AIM OF THE TASK » Present every line in which the string "muodossaan" appears.

####

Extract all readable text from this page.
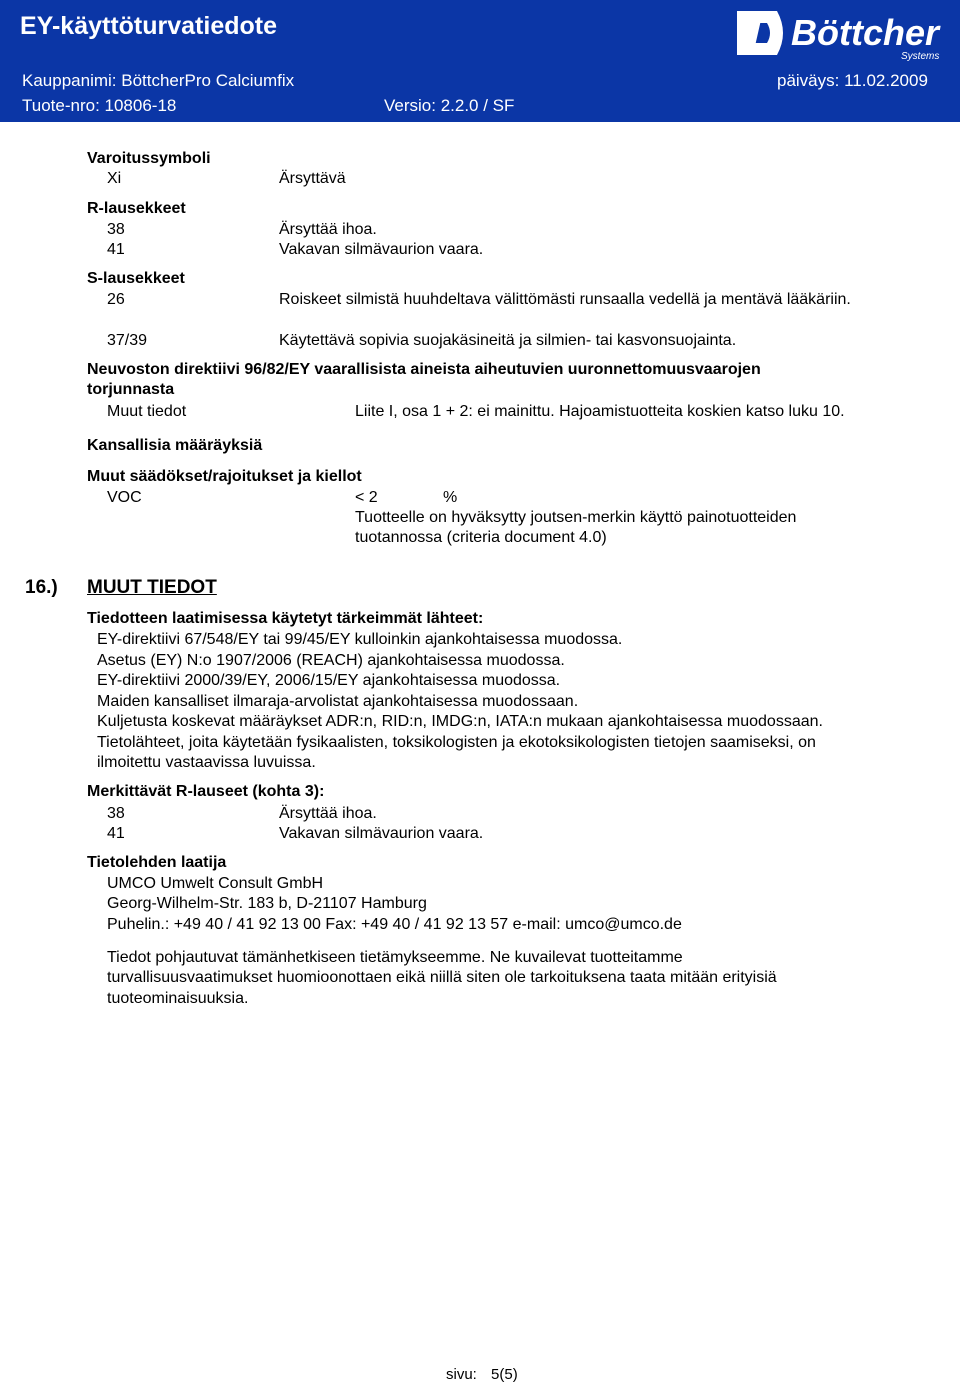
EY-käyttöturvatiedote
Kauppanimi: BöttcherPro Calciumfix
Tuote-nro: 10806-18	Versio: 2.2.0 / SF
päiväys: 11.02.2009
Böttcher
Systems
Varoitussymboli
Xi	Ärsyttävä
R-lausekkeet
38	Ärsyttää ihoa.
41	Vakavan silmävaurion vaara.
S-lausekkeet
26	Roiskeet silmistä huuhdeltava välittömästi runsaalla vedellä ja mentävä lääkäriin.
37/39	Käytettävä sopivia suojakäsineitä ja silmien- tai kasvonsuojainta.
Neuvoston direktiivi 96/82/EY vaarallisista aineista aiheutuvien uuronnettomuusvaarojen
torjunnasta
Muut tiedot	Liite I, osa 1 + 2: ei mainittu. Hajoamistuotteita koskien katso luku 10.
Kansallisia määräyksiä
Muut säädökset/rajoitukset ja kiellot
VOC	< 2	%
Tuotteelle on hyväksytty joutsen-merkin käyttö painotuotteiden
tuotannossa (criteria document 4.0)
16.) MUUT TIEDOT
Tiedotteen laatimisessa käytetyt tärkeimmät lähteet:
EY-direktiivi 67/548/EY tai 99/45/EY kulloinkin ajankohtaisessa muodossa.
Asetus (EY) N:o 1907/2006 (REACH) ajankohtaisessa muodossa.
EY-direktiivi 2000/39/EY, 2006/15/EY ajankohtaisessa muodossa.
Maiden kansalliset ilmaraja-arvolistat ajankohtaisessa muodossaan.
Kuljetusta koskevat määräykset ADR:n, RID:n, IMDG:n, IATA:n mukaan ajankohtaisessa muodossaan.
Tietolähteet, joita käytetään fysikaalisten, toksikologisten ja ekotoksikologisten tietojen saamiseksi, on
ilmoitettu vastaavissa luvuissa.
Merkittävät R-lauseet (kohta 3):
38	Ärsyttää ihoa.
41	Vakavan silmävaurion vaara.
Tietolehden laatija
UMCO Umwelt Consult GmbH
Georg-Wilhelm-Str. 183 b, D-21107 Hamburg
Puhelin.: +49 40 / 41 92 13 00 Fax: +49 40 / 41 92 13 57 e-mail: umco@umco.de
Tiedot pohjautuvat tämänhetkiseen tietämykseemme. Ne kuvailevat tuotteitamme
turvallisuusvaatimukset huomioonottaen eikä niillä siten ole tarkoituksena taata mitään erityisiä
tuoteominaisuuksia.
sivu: 5(5)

####

RESULT »
Maiden kansalliset ilmaraja-arvolistat ajankohtaisessa muodossaan.
Kuljetusta koskevat määräykset ADR:n, RID:n, IMDG:n, IATA:n mukaan ajankohtaisessa muodossaan.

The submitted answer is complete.